#### WORK TO DO
List all lines of the data containing the word "impact".

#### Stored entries
/---

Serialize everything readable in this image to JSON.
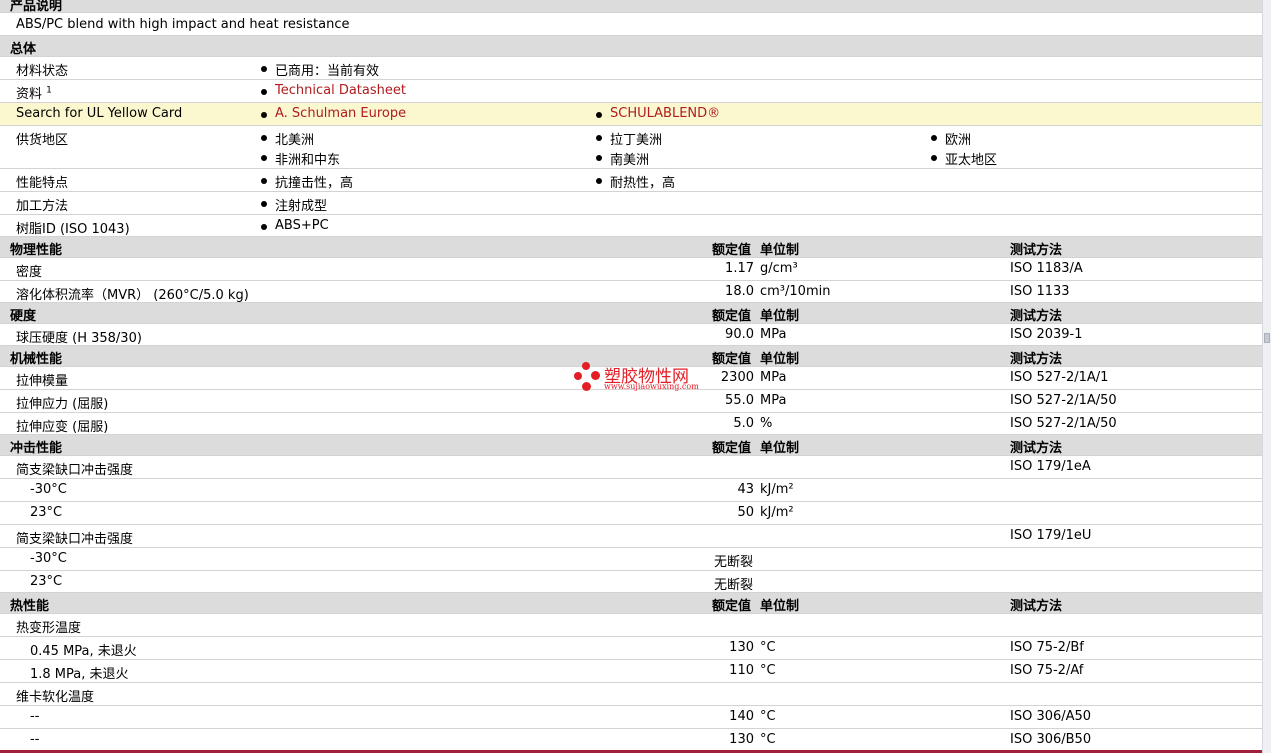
{
  "product_desc": {
    "heading": "产品说明",
    "text": "ABS/PC blend with high impact and heat resistance"
  },
  "general": {
    "heading": "总体",
    "material_status_label": "材料状态",
    "material_status_value": "已商用：当前有效",
    "resources_label": "资料",
    "resources_sup": "1",
    "resources_link": "Technical Datasheet",
    "ul_label": "Search for UL Yellow Card",
    "ul_link1": "A. Schulman Europe",
    "ul_link2": "SCHULABLEND®",
    "supply_label": "供货地区",
    "supply": [
      "北美洲",
      "拉丁美洲",
      "欧洲",
      "非洲和中东",
      "南美洲",
      "亚太地区"
    ],
    "features_label": "性能特点",
    "features": [
      "抗撞击性，高",
      "耐热性，高"
    ],
    "process_label": "加工方法",
    "process_value": "注射成型",
    "resin_label": "树脂ID (ISO 1043)",
    "resin_value": "ABS+PC"
  },
  "columns": {
    "value": "额定值",
    "unit": "单位制",
    "method": "测试方法"
  },
  "physical": {
    "heading": "物理性能",
    "rows": [
      {
        "name": "密度",
        "value": "1.17",
        "unit": "g/cm³",
        "method": "ISO 1183/A"
      },
      {
        "name": "溶化体积流率（MVR） (260°C/5.0 kg)",
        "value": "18.0",
        "unit": "cm³/10min",
        "method": "ISO 1133"
      }
    ]
  },
  "hardness": {
    "heading": "硬度",
    "rows": [
      {
        "name": "球压硬度  (H 358/30)",
        "value": "90.0",
        "unit": "MPa",
        "method": "ISO 2039-1"
      }
    ]
  },
  "mechanical": {
    "heading": "机械性能",
    "rows": [
      {
        "name": "拉伸模量",
        "value": "2300",
        "unit": "MPa",
        "method": "ISO 527-2/1A/1"
      },
      {
        "name": "拉伸应力  (屈服)",
        "value": "55.0",
        "unit": "MPa",
        "method": "ISO 527-2/1A/50"
      },
      {
        "name": "拉伸应变  (屈服)",
        "value": "5.0",
        "unit": "%",
        "method": "ISO 527-2/1A/50"
      }
    ]
  },
  "impact": {
    "heading": "冲击性能",
    "group1_name": "简支梁缺口冲击强度",
    "group1_method": "ISO 179/1eA",
    "group1_rows": [
      {
        "name": "-30°C",
        "value": "43",
        "unit": "kJ/m²"
      },
      {
        "name": "23°C",
        "value": "50",
        "unit": "kJ/m²"
      }
    ],
    "group2_name": "简支梁缺口冲击强度",
    "group2_method": "ISO 179/1eU",
    "group2_rows": [
      {
        "name": "-30°C",
        "value": "无断裂"
      },
      {
        "name": "23°C",
        "value": "无断裂"
      }
    ]
  },
  "thermal": {
    "heading": "热性能",
    "group1_name": "热变形温度",
    "group1_rows": [
      {
        "name": "0.45 MPa, 未退火",
        "value": "130",
        "unit": "°C",
        "method": "ISO 75-2/Bf"
      },
      {
        "name": "1.8 MPa, 未退火",
        "value": "110",
        "unit": "°C",
        "method": "ISO 75-2/Af"
      }
    ],
    "group2_name": "维卡软化温度",
    "group2_rows": [
      {
        "name": "--",
        "value": "140",
        "unit": "°C",
        "method": "ISO 306/A50"
      },
      {
        "name": "--",
        "value": "130",
        "unit": "°C",
        "method": "ISO 306/B50"
      }
    ]
  },
  "watermark": {
    "text": "塑胶物性网",
    "url": "www.sujiaowuxing.com"
  },
  "colors": {
    "link": "#b01c1c",
    "header_bg": "#dcdcdc",
    "highlight_bg": "#fbf7cf",
    "watermark": "#e41e26"
  }
}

\---

#### ANSWER FOR THE TASK
    "text": "ABS/PC blend with high impact and heat resistance"
  "impact": {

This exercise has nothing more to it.